§ **PROBLEM REQUIREMENTS**: Copy out each line that mentions the word "name".

--- start of THE RECORDS ---

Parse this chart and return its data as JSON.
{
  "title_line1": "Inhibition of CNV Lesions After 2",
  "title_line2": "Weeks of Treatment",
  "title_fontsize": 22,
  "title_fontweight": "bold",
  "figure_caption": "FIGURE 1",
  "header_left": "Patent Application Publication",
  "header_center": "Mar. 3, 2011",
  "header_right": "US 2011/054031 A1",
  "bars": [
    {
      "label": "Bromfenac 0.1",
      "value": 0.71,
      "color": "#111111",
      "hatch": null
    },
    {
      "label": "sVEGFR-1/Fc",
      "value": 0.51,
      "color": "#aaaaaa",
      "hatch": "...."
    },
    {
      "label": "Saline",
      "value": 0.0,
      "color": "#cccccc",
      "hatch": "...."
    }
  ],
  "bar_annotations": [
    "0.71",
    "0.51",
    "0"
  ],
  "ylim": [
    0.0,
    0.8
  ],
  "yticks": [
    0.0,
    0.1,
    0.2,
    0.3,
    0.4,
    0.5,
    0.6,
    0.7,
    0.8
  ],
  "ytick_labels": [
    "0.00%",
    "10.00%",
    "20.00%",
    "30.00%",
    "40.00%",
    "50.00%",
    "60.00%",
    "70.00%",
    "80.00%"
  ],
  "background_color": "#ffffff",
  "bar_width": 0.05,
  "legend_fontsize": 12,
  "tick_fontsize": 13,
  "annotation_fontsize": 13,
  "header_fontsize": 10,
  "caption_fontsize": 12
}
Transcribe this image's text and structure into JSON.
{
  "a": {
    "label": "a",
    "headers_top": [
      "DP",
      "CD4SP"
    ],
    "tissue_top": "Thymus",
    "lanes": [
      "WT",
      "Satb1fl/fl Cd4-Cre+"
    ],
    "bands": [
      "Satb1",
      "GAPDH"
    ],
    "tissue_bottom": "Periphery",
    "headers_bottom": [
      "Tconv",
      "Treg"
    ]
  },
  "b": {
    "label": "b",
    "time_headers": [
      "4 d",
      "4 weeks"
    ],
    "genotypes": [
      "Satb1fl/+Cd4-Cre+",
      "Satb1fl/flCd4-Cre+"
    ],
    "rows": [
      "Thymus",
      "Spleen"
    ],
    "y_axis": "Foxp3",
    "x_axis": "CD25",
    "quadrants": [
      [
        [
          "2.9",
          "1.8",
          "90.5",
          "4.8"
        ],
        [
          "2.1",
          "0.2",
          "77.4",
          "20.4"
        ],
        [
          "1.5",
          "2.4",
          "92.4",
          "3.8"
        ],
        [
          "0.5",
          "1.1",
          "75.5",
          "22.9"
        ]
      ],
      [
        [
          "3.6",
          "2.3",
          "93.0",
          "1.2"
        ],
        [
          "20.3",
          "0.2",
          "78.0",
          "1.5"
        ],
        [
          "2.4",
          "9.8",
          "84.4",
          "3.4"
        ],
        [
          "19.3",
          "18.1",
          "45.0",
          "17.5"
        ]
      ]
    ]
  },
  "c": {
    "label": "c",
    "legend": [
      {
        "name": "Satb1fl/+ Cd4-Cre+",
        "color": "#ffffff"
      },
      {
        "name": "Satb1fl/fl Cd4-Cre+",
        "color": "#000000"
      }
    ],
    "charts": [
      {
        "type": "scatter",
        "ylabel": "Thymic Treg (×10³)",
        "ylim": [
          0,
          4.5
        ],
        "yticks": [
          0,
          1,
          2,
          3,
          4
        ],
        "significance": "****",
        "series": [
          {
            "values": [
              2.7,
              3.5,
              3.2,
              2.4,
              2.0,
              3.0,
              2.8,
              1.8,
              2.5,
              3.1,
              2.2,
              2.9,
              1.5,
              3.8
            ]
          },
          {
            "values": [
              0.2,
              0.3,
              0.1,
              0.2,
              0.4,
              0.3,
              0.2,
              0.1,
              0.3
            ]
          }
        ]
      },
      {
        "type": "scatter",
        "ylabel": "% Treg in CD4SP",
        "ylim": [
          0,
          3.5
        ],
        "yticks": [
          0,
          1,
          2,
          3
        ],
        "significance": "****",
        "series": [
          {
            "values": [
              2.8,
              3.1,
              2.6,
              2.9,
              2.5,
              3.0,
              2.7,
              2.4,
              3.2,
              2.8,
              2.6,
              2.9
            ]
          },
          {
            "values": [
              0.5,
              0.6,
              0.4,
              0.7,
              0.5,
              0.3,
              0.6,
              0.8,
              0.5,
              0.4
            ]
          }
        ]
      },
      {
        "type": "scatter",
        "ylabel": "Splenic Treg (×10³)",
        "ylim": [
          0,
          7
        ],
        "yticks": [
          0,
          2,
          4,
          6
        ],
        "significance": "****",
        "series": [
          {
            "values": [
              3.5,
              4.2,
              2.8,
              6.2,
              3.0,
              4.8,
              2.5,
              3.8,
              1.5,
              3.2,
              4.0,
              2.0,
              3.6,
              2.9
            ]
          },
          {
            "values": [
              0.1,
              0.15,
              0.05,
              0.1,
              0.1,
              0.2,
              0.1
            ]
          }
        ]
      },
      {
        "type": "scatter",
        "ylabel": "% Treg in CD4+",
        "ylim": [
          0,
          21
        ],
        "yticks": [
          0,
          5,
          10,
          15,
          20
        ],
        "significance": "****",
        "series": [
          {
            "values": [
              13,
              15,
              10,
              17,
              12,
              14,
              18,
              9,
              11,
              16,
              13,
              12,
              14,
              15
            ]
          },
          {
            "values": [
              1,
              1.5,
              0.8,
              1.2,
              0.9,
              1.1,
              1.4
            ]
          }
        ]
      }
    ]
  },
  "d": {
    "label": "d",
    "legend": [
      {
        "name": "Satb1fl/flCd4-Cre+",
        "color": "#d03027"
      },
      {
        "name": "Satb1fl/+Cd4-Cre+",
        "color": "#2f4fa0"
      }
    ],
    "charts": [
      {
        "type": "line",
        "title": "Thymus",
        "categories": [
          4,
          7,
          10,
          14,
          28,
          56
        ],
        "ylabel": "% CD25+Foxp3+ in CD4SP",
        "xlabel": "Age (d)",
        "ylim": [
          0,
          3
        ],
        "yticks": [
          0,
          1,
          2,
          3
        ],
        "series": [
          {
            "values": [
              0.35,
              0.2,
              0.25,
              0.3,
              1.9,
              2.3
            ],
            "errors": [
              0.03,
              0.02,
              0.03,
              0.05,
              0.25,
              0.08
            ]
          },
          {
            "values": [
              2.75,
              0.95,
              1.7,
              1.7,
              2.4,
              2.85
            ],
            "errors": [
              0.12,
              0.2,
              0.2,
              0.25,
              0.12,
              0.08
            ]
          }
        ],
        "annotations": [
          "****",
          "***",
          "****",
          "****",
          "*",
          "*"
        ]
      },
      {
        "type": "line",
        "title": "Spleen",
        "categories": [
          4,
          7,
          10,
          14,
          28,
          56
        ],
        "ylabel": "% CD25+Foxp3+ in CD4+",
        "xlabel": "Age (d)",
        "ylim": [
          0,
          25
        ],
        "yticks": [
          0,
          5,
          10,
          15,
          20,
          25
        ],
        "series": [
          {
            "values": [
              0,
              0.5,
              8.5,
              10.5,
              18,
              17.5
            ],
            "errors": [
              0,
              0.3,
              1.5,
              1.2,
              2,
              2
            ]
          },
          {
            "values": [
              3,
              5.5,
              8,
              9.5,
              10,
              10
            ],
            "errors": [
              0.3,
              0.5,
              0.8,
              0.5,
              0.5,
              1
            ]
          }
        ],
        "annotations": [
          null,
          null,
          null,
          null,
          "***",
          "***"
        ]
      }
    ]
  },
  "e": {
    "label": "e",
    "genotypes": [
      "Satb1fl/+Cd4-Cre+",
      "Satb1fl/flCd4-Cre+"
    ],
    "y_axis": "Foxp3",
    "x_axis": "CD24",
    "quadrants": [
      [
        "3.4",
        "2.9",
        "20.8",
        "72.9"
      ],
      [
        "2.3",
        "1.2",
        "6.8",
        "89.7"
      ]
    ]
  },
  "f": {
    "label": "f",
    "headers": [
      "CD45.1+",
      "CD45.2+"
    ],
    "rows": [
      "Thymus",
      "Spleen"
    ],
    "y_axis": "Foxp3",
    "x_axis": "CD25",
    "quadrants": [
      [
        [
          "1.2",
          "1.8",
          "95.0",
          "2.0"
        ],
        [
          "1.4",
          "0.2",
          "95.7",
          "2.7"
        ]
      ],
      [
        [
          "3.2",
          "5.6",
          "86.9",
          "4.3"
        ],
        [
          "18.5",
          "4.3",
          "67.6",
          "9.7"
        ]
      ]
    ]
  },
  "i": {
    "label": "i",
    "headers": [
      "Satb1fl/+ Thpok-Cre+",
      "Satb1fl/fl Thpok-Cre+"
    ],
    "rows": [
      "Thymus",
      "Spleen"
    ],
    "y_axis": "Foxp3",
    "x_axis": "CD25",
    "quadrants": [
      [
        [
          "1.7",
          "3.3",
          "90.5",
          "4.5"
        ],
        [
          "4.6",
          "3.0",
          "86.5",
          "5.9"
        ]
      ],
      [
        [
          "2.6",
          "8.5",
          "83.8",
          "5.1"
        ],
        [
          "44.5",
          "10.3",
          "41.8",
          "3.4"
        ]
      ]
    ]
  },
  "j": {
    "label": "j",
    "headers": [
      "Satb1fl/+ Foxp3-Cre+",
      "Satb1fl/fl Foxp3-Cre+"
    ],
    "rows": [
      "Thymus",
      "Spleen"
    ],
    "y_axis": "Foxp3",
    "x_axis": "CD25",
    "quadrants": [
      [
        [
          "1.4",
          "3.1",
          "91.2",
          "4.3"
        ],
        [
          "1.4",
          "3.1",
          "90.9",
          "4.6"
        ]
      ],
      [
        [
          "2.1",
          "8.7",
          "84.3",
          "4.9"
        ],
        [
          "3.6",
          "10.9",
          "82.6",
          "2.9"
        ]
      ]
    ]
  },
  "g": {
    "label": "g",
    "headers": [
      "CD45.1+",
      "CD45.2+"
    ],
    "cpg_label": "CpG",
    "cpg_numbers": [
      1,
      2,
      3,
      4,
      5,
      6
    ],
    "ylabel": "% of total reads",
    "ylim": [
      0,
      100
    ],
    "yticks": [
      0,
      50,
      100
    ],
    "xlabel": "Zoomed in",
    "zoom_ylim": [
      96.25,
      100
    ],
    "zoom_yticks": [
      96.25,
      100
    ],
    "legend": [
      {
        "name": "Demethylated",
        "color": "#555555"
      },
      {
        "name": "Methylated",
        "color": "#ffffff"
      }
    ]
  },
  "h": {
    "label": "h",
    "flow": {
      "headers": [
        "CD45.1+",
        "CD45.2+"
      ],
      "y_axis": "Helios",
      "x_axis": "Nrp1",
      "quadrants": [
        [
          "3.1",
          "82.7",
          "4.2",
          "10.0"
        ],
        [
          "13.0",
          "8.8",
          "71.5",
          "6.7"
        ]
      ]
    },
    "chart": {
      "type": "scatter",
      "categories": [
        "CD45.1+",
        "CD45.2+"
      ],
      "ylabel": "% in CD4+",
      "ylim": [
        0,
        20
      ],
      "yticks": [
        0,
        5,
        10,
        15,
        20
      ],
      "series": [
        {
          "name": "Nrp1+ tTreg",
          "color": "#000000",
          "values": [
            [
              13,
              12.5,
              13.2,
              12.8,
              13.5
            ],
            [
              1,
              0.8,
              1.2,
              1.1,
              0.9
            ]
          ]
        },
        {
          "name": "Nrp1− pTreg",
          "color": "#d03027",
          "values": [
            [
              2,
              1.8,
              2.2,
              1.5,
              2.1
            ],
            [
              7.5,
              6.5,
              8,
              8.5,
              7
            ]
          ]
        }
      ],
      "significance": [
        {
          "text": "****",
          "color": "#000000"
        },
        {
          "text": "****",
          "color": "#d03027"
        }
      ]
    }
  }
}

--- end of THE RECORDS ---

§ **OUTPUT OF THE TASK**:
        "name": "Satb1fl/+ Cd4-Cre+",
        "name": "Satb1fl/fl Cd4-Cre+",
        "name": "Satb1fl/flCd4-Cre+",
        "name": "Satb1fl/+Cd4-Cre+",
        "name": "Demethylated",
        "name": "Methylated",
          "name": "Nrp1+ tTreg",
          "name": "Nrp1− pTreg",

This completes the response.